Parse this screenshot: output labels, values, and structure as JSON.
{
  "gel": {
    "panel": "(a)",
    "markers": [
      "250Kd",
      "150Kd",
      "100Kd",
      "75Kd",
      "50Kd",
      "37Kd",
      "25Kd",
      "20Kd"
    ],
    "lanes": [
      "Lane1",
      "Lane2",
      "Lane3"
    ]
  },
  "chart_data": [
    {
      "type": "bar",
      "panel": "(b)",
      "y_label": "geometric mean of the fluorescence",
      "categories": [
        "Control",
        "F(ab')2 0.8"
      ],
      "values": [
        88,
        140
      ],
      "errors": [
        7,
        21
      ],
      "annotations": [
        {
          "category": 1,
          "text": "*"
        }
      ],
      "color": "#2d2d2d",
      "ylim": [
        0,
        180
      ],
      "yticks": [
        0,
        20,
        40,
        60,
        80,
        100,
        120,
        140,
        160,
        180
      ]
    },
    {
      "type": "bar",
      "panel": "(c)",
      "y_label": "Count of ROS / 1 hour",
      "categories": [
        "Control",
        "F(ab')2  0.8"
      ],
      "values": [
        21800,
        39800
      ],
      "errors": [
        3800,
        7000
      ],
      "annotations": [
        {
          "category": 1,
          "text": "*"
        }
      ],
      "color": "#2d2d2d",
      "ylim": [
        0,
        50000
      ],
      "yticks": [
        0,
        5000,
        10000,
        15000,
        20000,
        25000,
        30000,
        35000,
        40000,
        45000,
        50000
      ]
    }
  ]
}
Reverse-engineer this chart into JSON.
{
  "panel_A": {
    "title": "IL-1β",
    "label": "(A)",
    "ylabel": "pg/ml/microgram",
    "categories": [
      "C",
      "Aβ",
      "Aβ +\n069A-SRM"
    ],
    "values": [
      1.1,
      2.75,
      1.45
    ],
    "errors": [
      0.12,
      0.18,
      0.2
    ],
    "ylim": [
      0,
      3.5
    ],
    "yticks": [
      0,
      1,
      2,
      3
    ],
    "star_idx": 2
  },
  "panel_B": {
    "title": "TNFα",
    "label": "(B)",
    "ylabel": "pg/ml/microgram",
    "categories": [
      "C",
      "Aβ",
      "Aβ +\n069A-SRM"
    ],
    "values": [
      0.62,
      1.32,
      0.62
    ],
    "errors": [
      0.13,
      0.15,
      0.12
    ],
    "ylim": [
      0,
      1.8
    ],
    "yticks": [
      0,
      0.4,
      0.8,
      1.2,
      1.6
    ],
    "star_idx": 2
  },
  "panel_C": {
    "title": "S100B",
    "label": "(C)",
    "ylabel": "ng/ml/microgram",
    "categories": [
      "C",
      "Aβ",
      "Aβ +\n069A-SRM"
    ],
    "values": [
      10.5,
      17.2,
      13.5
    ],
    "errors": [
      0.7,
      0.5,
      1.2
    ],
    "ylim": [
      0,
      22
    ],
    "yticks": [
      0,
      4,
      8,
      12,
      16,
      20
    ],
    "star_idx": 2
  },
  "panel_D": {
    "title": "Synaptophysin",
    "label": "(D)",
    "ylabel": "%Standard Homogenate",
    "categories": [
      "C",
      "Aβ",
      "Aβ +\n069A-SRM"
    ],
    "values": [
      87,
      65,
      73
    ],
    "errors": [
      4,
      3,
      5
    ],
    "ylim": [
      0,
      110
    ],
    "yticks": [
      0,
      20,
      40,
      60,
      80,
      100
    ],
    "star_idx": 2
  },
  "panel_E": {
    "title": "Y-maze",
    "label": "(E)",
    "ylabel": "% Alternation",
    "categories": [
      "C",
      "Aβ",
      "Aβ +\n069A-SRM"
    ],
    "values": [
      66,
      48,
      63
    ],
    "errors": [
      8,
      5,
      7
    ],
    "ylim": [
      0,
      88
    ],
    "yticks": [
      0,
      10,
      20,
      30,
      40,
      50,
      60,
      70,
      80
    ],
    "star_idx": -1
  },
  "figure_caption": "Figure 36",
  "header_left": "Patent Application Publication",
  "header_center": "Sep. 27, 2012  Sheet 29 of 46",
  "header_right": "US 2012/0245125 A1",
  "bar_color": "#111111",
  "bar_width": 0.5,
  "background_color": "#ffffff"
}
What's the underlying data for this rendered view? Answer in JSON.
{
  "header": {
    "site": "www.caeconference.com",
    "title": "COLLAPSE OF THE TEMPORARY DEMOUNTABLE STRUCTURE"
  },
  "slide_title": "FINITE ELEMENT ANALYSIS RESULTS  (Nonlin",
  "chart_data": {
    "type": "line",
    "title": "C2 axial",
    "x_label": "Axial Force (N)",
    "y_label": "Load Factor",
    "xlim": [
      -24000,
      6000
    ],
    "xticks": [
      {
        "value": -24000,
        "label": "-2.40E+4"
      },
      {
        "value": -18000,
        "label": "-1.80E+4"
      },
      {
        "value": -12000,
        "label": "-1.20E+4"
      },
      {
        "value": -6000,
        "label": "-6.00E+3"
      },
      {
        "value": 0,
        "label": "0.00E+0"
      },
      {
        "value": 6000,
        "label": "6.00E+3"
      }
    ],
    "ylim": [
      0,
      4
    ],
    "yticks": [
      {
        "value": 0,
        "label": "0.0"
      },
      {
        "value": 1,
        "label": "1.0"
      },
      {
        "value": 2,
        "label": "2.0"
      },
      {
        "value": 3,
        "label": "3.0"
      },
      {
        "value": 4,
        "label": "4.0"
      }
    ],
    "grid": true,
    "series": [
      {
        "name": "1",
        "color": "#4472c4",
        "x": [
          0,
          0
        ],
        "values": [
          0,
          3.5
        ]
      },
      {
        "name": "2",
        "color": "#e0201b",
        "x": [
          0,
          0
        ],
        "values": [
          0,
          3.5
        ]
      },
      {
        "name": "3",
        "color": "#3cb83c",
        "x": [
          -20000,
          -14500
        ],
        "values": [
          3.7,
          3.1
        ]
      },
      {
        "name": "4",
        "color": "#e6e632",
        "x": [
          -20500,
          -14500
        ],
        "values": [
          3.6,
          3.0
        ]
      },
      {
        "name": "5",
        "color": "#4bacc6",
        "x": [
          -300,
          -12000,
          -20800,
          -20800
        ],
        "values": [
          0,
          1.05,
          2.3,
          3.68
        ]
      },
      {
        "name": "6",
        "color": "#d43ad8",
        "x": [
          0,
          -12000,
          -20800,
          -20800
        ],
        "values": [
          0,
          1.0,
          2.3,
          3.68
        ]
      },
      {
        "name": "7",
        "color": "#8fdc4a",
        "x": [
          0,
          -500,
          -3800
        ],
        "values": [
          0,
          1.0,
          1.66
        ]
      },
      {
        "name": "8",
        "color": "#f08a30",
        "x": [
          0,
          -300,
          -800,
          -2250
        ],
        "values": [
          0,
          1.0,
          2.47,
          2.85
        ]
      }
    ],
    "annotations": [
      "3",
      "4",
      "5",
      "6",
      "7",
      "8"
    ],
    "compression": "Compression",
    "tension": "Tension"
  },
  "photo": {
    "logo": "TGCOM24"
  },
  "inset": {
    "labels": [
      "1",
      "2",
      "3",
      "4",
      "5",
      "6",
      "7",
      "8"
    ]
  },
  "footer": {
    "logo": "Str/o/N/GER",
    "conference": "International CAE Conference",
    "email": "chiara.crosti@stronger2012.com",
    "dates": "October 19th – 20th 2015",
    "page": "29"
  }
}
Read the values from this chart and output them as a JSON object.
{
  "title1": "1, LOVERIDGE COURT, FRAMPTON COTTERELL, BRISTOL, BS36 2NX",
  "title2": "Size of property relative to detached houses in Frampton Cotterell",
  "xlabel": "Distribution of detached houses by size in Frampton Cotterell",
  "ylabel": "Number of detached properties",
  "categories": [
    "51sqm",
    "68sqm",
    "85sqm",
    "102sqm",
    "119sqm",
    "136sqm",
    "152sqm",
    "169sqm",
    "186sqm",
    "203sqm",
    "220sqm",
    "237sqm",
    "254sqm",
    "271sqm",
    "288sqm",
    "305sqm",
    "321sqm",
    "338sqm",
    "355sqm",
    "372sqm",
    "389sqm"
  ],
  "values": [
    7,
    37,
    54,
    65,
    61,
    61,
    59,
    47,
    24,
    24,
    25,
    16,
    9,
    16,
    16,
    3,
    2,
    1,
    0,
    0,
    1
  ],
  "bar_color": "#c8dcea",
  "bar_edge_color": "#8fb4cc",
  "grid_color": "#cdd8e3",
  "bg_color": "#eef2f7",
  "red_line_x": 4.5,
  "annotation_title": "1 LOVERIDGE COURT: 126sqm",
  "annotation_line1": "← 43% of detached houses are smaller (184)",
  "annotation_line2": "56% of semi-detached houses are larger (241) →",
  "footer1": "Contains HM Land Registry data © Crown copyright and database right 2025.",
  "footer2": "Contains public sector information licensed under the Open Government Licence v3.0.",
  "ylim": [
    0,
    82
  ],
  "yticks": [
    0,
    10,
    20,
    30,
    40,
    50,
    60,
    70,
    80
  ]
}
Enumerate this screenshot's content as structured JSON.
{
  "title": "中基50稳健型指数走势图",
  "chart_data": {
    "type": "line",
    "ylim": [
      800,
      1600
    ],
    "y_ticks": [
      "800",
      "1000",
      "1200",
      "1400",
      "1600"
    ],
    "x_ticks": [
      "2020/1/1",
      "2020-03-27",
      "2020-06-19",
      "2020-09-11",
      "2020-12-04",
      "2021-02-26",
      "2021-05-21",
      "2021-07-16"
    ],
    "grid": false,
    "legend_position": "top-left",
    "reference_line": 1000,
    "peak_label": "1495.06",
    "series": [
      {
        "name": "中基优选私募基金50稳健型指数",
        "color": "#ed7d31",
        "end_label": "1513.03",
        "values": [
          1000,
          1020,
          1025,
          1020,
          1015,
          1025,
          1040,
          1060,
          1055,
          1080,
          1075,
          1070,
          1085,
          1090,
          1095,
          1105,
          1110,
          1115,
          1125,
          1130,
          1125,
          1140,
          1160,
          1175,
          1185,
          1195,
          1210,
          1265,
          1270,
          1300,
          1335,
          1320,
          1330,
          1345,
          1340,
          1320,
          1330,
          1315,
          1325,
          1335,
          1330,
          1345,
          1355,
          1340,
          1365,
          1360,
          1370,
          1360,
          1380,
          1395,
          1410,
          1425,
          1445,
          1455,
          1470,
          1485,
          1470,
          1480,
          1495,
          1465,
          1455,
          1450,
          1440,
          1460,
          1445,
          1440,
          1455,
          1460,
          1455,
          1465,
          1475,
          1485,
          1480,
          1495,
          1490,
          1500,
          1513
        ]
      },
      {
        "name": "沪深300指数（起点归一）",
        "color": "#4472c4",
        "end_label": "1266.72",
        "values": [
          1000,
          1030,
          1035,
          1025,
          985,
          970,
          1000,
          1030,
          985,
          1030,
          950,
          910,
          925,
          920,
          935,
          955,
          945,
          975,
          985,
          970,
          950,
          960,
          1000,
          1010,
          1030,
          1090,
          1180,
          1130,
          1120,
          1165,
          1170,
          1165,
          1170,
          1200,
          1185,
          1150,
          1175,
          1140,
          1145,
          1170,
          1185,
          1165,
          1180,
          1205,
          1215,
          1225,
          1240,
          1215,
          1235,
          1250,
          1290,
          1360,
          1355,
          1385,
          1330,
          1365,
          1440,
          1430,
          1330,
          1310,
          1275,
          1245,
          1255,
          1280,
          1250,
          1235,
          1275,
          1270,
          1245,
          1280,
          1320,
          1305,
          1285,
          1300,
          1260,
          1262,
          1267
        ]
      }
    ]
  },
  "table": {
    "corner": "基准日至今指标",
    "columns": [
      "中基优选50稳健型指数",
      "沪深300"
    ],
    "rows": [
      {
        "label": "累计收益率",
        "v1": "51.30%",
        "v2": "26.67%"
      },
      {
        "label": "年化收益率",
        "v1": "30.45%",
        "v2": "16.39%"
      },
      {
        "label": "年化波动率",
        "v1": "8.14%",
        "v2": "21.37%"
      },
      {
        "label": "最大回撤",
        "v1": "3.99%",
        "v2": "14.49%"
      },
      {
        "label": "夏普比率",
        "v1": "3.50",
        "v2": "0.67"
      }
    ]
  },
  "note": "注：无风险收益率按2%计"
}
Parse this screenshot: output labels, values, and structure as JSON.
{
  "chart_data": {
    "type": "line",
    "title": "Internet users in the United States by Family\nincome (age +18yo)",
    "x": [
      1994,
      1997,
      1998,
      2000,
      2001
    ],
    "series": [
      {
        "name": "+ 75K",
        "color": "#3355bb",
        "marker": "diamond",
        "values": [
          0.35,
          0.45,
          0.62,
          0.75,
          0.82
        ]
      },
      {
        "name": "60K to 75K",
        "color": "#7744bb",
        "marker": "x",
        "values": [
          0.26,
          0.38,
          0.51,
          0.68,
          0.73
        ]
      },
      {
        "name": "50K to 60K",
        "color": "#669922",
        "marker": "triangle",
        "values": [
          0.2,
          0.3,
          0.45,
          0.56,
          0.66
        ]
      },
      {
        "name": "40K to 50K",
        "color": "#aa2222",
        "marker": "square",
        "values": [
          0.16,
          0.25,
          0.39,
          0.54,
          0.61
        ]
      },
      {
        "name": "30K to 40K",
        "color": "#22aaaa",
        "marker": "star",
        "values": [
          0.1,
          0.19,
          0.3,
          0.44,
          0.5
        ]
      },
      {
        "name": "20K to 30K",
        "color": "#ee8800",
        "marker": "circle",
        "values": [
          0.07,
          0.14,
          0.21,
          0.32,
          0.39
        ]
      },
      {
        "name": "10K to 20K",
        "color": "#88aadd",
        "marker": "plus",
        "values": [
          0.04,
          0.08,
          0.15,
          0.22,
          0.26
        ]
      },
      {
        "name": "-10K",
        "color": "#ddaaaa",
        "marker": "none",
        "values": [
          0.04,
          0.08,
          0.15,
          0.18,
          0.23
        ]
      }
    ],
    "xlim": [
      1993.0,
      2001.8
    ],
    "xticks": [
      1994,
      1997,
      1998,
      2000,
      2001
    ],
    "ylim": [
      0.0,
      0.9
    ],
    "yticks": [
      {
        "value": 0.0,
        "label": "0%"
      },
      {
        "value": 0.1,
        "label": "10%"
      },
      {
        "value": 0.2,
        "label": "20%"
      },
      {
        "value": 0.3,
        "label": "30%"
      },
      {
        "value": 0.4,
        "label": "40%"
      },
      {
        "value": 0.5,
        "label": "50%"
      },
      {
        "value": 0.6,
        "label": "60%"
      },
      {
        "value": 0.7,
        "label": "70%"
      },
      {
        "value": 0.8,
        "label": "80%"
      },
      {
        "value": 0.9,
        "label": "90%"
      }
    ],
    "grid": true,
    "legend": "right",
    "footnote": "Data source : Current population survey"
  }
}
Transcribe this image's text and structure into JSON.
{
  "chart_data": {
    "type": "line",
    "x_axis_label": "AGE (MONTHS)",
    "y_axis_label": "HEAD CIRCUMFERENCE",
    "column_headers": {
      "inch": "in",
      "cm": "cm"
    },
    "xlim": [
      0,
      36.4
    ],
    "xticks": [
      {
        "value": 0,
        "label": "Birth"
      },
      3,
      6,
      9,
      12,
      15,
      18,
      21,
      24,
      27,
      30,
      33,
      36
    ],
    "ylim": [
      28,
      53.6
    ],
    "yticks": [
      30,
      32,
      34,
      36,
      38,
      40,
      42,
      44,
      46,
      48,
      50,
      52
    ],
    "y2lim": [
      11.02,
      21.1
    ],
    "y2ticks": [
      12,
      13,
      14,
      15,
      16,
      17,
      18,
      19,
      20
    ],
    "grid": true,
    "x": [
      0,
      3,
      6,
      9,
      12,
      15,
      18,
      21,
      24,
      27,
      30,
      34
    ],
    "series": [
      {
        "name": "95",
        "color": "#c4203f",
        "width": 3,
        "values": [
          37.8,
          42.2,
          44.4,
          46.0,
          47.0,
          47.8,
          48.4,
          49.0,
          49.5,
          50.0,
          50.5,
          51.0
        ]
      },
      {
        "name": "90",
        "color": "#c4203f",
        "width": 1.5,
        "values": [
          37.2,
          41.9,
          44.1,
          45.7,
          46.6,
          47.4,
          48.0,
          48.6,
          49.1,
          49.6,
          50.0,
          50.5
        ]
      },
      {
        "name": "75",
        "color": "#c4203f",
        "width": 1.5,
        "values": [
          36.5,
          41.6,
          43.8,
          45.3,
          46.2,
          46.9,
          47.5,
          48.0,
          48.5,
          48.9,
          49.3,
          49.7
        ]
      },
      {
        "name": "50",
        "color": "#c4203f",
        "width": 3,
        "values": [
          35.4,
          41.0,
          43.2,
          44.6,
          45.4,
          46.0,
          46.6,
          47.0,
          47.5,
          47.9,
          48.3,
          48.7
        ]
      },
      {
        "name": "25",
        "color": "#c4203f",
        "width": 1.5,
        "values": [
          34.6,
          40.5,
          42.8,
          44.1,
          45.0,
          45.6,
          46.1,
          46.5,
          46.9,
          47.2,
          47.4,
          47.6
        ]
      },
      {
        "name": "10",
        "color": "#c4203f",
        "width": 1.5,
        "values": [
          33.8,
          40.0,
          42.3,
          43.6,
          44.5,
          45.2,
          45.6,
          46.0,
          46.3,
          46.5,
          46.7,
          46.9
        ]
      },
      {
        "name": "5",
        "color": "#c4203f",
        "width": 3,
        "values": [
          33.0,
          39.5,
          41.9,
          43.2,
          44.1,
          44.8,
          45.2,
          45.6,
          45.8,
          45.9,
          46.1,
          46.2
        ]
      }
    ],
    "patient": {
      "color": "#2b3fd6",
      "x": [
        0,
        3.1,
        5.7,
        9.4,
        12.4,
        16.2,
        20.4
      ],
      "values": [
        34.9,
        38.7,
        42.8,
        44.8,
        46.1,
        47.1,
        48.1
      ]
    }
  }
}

**What needs to be done**
From the listing, copy every line where the string "LOVERIDGE" appears.

**The response**
  "title1": "1, LOVERIDGE COURT, FRAMPTON COTTERELL, BRISTOL, BS36 2NX",
  "annotation_title": "1 LOVERIDGE COURT: 126sqm",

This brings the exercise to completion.